┌─ PROVIDED RECORDS

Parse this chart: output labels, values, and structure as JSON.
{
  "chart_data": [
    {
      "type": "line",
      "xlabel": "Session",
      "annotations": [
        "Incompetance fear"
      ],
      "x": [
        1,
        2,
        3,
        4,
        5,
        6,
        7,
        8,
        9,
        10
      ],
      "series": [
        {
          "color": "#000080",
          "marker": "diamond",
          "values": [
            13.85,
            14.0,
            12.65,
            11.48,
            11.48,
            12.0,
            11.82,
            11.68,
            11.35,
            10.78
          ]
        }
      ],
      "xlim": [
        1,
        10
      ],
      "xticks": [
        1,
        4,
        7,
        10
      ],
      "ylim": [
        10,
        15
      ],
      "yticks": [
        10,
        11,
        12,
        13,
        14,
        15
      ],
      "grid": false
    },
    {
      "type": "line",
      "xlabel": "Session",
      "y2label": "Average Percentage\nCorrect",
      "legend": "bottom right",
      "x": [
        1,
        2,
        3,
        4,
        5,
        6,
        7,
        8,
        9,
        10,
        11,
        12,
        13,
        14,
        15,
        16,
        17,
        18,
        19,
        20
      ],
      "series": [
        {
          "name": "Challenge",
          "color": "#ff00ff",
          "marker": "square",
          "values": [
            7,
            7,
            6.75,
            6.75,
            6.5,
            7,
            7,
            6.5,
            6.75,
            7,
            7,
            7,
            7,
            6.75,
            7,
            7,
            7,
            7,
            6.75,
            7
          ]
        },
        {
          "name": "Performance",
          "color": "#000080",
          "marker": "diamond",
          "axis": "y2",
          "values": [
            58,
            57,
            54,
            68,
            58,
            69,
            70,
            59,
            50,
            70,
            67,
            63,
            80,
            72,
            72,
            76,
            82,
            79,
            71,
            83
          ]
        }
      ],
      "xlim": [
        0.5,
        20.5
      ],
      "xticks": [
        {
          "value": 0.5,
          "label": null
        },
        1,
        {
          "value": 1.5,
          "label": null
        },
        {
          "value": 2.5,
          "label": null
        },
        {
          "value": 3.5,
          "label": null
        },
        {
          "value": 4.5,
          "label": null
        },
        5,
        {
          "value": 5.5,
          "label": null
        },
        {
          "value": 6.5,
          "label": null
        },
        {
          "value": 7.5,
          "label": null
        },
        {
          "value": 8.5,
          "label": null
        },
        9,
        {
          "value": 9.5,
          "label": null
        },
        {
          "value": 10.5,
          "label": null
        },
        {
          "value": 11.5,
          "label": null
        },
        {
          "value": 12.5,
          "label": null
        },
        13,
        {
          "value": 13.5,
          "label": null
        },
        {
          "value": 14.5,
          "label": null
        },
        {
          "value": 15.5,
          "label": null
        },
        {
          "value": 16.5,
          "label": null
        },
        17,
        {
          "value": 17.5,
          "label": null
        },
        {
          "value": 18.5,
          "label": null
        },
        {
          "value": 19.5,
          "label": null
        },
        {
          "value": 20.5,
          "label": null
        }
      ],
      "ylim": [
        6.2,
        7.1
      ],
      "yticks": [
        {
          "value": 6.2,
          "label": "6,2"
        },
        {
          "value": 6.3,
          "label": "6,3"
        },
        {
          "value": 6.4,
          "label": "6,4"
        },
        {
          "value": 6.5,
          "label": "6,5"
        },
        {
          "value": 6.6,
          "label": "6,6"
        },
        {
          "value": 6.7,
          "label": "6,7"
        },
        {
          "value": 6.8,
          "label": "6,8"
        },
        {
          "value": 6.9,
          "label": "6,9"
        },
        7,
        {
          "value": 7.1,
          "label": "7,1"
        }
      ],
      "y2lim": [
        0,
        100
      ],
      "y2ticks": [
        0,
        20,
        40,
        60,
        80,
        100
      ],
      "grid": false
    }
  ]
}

└─

Give an exact repetition of all the material.

■ REPLY TO THE TASK ■
Parse this chart: output labels, values, and structure as JSON.
{
  "chart_data": [
    {
      "type": "line",
      "xlabel": "Session",
      "annotations": [
        "Incompetance fear"
      ],
      "x": [
        1,
        2,
        3,
        4,
        5,
        6,
        7,
        8,
        9,
        10
      ],
      "series": [
        {
          "color": "#000080",
          "marker": "diamond",
          "values": [
            13.85,
            14.0,
            12.65,
            11.48,
            11.48,
            12.0,
            11.82,
            11.68,
            11.35,
            10.78
          ]
        }
      ],
      "xlim": [
        1,
        10
      ],
      "xticks": [
        1,
        4,
        7,
        10
      ],
      "ylim": [
        10,
        15
      ],
      "yticks": [
        10,
        11,
        12,
        13,
        14,
        15
      ],
      "grid": false
    },
    {
      "type": "line",
      "xlabel": "Session",
      "y2label": "Average Percentage\nCorrect",
      "legend": "bottom right",
      "x": [
        1,
        2,
        3,
        4,
        5,
        6,
        7,
        8,
        9,
        10,
        11,
        12,
        13,
        14,
        15,
        16,
        17,
        18,
        19,
        20
      ],
      "series": [
        {
          "name": "Challenge",
          "color": "#ff00ff",
          "marker": "square",
          "values": [
            7,
            7,
            6.75,
            6.75,
            6.5,
            7,
            7,
            6.5,
            6.75,
            7,
            7,
            7,
            7,
            6.75,
            7,
            7,
            7,
            7,
            6.75,
            7
          ]
        },
        {
          "name": "Performance",
          "color": "#000080",
          "marker": "diamond",
          "axis": "y2",
          "values": [
            58,
            57,
            54,
            68,
            58,
            69,
            70,
            59,
            50,
            70,
            67,
            63,
            80,
            72,
            72,
            76,
            82,
            79,
            71,
            83
          ]
        }
      ],
      "xlim": [
        0.5,
        20.5
      ],
      "xticks": [
        {
          "value": 0.5,
          "label": null
        },
        1,
        {
          "value": 1.5,
          "label": null
        },
        {
          "value": 2.5,
          "label": null
        },
        {
          "value": 3.5,
          "label": null
        },
        {
          "value": 4.5,
          "label": null
        },
        5,
        {
          "value": 5.5,
          "label": null
        },
        {
          "value": 6.5,
          "label": null
        },
        {
          "value": 7.5,
          "label": null
        },
        {
          "value": 8.5,
          "label": null
        },
        9,
        {
          "value": 9.5,
          "label": null
        },
        {
          "value": 10.5,
          "label": null
        },
        {
          "value": 11.5,
          "label": null
        },
        {
          "value": 12.5,
          "label": null
        },
        13,
        {
          "value": 13.5,
          "label": null
        },
        {
          "value": 14.5,
          "label": null
        },
        {
          "value": 15.5,
          "label": null
        },
        {
          "value": 16.5,
          "label": null
        },
        17,
        {
          "value": 17.5,
          "label": null
        },
        {
          "value": 18.5,
          "label": null
        },
        {
          "value": 19.5,
          "label": null
        },
        {
          "value": 20.5,
          "label": null
        }
      ],
      "ylim": [
        6.2,
        7.1
      ],
      "yticks": [
        {
          "value": 6.2,
          "label": "6,2"
        },
        {
          "value": 6.3,
          "label": "6,3"
        },
        {
          "value": 6.4,
          "label": "6,4"
        },
        {
          "value": 6.5,
          "label": "6,5"
        },
        {
          "value": 6.6,
          "label": "6,6"
        },
        {
          "value": 6.7,
          "label": "6,7"
        },
        {
          "value": 6.8,
          "label": "6,8"
        },
        {
          "value": 6.9,
          "label": "6,9"
        },
        7,
        {
          "value": 7.1,
          "label": "7,1"
        }
      ],
      "y2lim": [
        0,
        100
      ],
      "y2ticks": [
        0,
        20,
        40,
        60,
        80,
        100
      ],
      "grid": false
    }
  ]
}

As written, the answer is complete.